--- Supplied information ---

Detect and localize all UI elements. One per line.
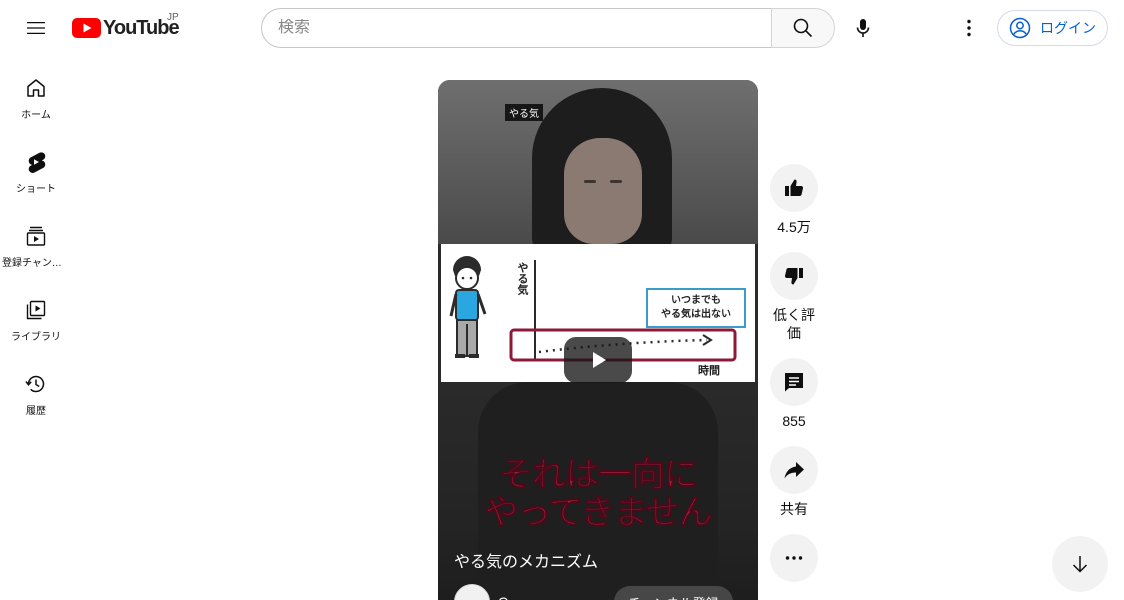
diagram-callout: いつまでも やる気は出ない (646, 288, 746, 328)
settings-menu-button[interactable] (949, 8, 989, 48)
video-eye-shape (584, 180, 596, 183)
comment-count: 855 (782, 413, 806, 429)
dislike-button[interactable] (770, 252, 818, 300)
share-label: 共有 (780, 501, 808, 517)
guide-item-home[interactable]: ホーム (0, 56, 72, 130)
signin-button[interactable]: ログイン (997, 10, 1108, 46)
signin-label: ログイン (1040, 20, 1096, 36)
shorts-player[interactable]: やる気 やる気 いつまでも やる気は出ない 時間 それは一向に やってきません … (438, 80, 758, 600)
guide-item-history[interactable]: 履歴 (0, 352, 72, 426)
comment-icon (785, 373, 803, 392)
thumbs-up-icon (785, 179, 804, 196)
more-action (770, 534, 818, 582)
guide-item-label: 履歴 (26, 406, 46, 417)
youtube-play-logo-icon (72, 18, 101, 38)
guide-item-label: ショート (16, 184, 56, 195)
more-actions-button[interactable] (770, 534, 818, 582)
diagram-callout-line: いつまでも (671, 295, 721, 306)
topic-tag: やる気 (505, 104, 543, 121)
short-title[interactable]: やる気のメカニズム (454, 548, 598, 572)
like-button[interactable] (770, 164, 818, 212)
shorts-actions: 4.5万 低く評価 855 共有 (770, 164, 818, 598)
video-eye-shape (610, 180, 622, 183)
comments-button[interactable] (770, 358, 818, 406)
youtube-logo[interactable]: YouTube (72, 14, 180, 42)
play-button[interactable] (564, 337, 632, 383)
like-action: 4.5万 (770, 164, 818, 236)
search-icon (793, 18, 813, 38)
diagram-x-label: 時間 (698, 365, 720, 377)
more-vertical-icon (967, 19, 971, 37)
like-count: 4.5万 (777, 219, 811, 235)
subscriptions-icon (26, 226, 46, 246)
comments-action: 855 (770, 358, 818, 430)
guide-item-label: 登録チャンネル (2, 258, 70, 269)
dislike-action: 低く評価 (770, 252, 818, 342)
guide-item-library[interactable]: ライブラリ (0, 278, 72, 352)
search-button[interactable] (771, 8, 835, 48)
share-icon (784, 462, 804, 479)
masthead: YouTube JP ログイン (0, 0, 1124, 56)
shorts-icon (28, 152, 46, 173)
guide-item-shorts[interactable]: ショート (0, 130, 72, 204)
account-circle-icon (1009, 17, 1031, 39)
channel-name[interactable]: C (498, 594, 508, 600)
library-icon (26, 300, 46, 320)
thumbs-down-icon (784, 268, 803, 285)
subscribe-button[interactable]: チャンネル登録 (614, 586, 733, 600)
home-icon (27, 79, 45, 97)
caption-line: それは一向に (499, 455, 699, 495)
search-box[interactable] (261, 8, 772, 48)
guide-item-label: ホーム (21, 110, 51, 121)
region-code: JP (167, 12, 179, 23)
history-icon (25, 375, 45, 393)
voice-search-button[interactable] (843, 8, 883, 48)
hamburger-menu-icon (27, 22, 45, 34)
channel-avatar[interactable] (454, 584, 490, 600)
caption-line: やってきません (484, 493, 713, 533)
diagram-callout-line: やる気は出ない (661, 309, 731, 320)
dislike-label: 低く評価 (773, 307, 815, 341)
arrow-down-icon (1072, 556, 1088, 573)
play-icon (593, 352, 606, 368)
mini-guide: ホーム ショート 登録チャンネル ライブラリ 履歴 (0, 56, 72, 426)
search-input[interactable] (278, 19, 756, 37)
guide-menu-button[interactable] (16, 8, 56, 48)
guide-item-subscriptions[interactable]: 登録チャンネル (0, 204, 72, 278)
video-face-shape (564, 138, 642, 244)
share-action: 共有 (770, 446, 818, 518)
microphone-icon (856, 19, 870, 37)
channel-row[interactable]: C (454, 584, 508, 600)
next-short-button[interactable] (1052, 536, 1108, 592)
guide-item-label: ライブラリ (11, 332, 61, 343)
video-caption: それは一向に やってきません (438, 455, 758, 533)
share-button[interactable] (770, 446, 818, 494)
more-horizontal-icon (785, 556, 803, 560)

---

Task to complete:
Format every line of the records above as a numbered list, leaving out blank lines and the pictures.

Output of the task:
1. Detect and localize all UI elements. One per line.
2. diagram-callout: いつまでも やる気は出ない (646, 288, 746, 328)
3. settings-menu-button[interactable] (949, 8, 989, 48)
4. video-eye-shape (584, 180, 596, 183)
5. comment-count: 855 (782, 413, 806, 429)
6. dislike-button[interactable] (770, 252, 818, 300)
7. share-label: 共有 (780, 501, 808, 517)
8. guide-item-home[interactable]: ホーム (0, 56, 72, 130)
9. signin-button[interactable]: ログイン (997, 10, 1108, 46)
10. signin-label: ログイン (1040, 20, 1096, 36)
11. shorts-player[interactable]: やる気 やる気 いつまでも やる気は出ない 時間 それは一向に やってきません … (438, 80, 758, 600)
12. guide-item-history[interactable]: 履歴 (0, 352, 72, 426)
13. comment-icon (785, 373, 803, 392)
14. thumbs-up-icon (785, 179, 804, 196)
15. more-action (770, 534, 818, 582)
16. guide-item-label: 履歴 (26, 406, 46, 417)
17. youtube-play-logo-icon (72, 18, 101, 38)
18. guide-item-label: ショート (16, 184, 56, 195)
19. more-actions-button[interactable] (770, 534, 818, 582)
20. diagram-callout-line: いつまでも (671, 295, 721, 306)
21. topic-tag: やる気 (505, 104, 543, 121)
22. short-title[interactable]: やる気のメカニズム (454, 548, 598, 572)
23. like-button[interactable] (770, 164, 818, 212)
24. shorts-actions: 4.5万 低く評価 855 共有 (770, 164, 818, 598)
25. video-eye-shape (610, 180, 622, 183)
26. comments-button[interactable] (770, 358, 818, 406)
27. youtube-logo[interactable]: YouTube (72, 14, 180, 42)
28. play-button[interactable] (564, 337, 632, 383)
29. like-action: 4.5万 (770, 164, 818, 236)
30. search-icon (793, 18, 813, 38)
31. diagram-x-label: 時間 (698, 365, 720, 377)
32. more-vertical-icon (967, 19, 971, 37)
33. like-count: 4.5万 (777, 219, 811, 235)
34. subscriptions-icon (26, 226, 46, 246)
35. comments-action: 855 (770, 358, 818, 430)
36. guide-item-label: 登録チャンネル (2, 258, 70, 269)
37. dislike-action: 低く評価 (770, 252, 818, 342)
38. guide-item-library[interactable]: ライブラリ (0, 278, 72, 352)
39. search-button[interactable] (771, 8, 835, 48)
40. share-icon (784, 462, 804, 479)
41. masthead: YouTube JP ログイン (0, 0, 1124, 56)
42. shorts-icon (28, 152, 46, 173)
43. guide-item-shorts[interactable]: ショート (0, 130, 72, 204)
44. account-circle-icon (1009, 17, 1031, 39)
45. channel-name[interactable]: C (498, 594, 508, 600)
46. library-icon (26, 300, 46, 320)
47. thumbs-down-icon (784, 268, 803, 285)
48. subscribe-button[interactable]: チャンネル登録 (614, 586, 733, 600)
49. home-icon (27, 79, 45, 97)
50. caption-line: それは一向に (499, 455, 699, 495)
51. search-box[interactable] (261, 8, 772, 48)
52. guide-item-label: ホーム (21, 110, 51, 121)
53. region-code: JP (167, 12, 179, 23)
54. history-icon (25, 375, 45, 393)
55. voice-search-button[interactable] (843, 8, 883, 48)
56. hamburger-menu-icon (27, 22, 45, 34)
57. channel-avatar[interactable] (454, 584, 490, 600)
58. caption-line: やってきません (484, 493, 713, 533)
59. diagram-callout-line: やる気は出ない (661, 309, 731, 320)
60. dislike-label: 低く評価 (773, 307, 815, 341)
61. arrow-down-icon (1072, 556, 1088, 573)
62. play-icon (593, 352, 606, 368)
63. mini-guide: ホーム ショート 登録チャンネル ライブラリ 履歴 (0, 56, 72, 426)
64. search-input[interactable] (278, 19, 756, 37)
65. guide-menu-button[interactable] (16, 8, 56, 48)
66. guide-item-subscriptions[interactable]: 登録チャンネル (0, 204, 72, 278)
67. video-face-shape (564, 138, 642, 244)
68. share-action: 共有 (770, 446, 818, 518)
69. microphone-icon (856, 19, 870, 37)
70. channel-row[interactable]: C (454, 584, 508, 600)
71. next-short-button[interactable] (1052, 536, 1108, 592)
72. guide-item-label: ライブラリ (11, 332, 61, 343)
73. video-caption: それは一向に やってきません (438, 455, 758, 533)
74. share-button[interactable] (770, 446, 818, 494)
75. more-horizontal-icon (785, 556, 803, 560)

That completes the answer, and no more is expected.